TASK BRIEF = Identify the lines bearing the string "über" and gather them.

LISTED RECORDS =

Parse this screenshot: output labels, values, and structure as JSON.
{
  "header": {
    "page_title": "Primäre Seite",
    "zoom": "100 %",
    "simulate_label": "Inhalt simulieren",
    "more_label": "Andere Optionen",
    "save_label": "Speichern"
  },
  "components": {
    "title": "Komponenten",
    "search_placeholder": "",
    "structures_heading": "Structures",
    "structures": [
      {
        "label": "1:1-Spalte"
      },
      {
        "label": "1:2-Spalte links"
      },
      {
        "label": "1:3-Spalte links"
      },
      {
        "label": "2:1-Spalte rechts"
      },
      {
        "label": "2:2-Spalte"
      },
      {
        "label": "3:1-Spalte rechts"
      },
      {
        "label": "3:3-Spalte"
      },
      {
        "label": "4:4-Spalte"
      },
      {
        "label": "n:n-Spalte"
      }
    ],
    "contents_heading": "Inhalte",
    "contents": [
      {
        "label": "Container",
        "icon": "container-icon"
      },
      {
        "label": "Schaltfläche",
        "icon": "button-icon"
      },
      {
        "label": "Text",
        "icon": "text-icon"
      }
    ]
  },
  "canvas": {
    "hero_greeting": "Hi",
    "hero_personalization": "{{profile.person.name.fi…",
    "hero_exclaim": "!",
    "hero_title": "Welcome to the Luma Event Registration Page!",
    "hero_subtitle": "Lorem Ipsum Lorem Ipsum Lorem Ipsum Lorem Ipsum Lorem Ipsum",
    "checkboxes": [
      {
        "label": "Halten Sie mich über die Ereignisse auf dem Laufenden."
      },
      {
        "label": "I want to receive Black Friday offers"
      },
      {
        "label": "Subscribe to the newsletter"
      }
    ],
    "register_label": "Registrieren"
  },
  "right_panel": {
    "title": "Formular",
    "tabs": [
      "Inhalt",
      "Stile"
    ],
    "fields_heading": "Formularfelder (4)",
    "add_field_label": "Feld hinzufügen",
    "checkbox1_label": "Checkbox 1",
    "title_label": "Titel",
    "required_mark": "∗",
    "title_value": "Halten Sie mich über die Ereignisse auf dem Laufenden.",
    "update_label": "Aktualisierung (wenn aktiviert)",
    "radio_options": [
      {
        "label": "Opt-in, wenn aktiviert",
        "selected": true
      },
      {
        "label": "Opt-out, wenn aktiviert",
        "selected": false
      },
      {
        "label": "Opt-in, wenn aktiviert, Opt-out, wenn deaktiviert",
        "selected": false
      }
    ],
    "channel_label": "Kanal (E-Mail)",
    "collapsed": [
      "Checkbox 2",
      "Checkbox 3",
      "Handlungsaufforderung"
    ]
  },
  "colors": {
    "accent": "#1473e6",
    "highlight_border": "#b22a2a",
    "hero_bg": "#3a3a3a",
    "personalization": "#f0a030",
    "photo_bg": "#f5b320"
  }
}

WRITTEN SOLUTION =
        "label": "Halten Sie mich über die Ereignisse auf dem Laufenden."
    "title_value": "Halten Sie mich über die Ereignisse auf dem Laufenden.",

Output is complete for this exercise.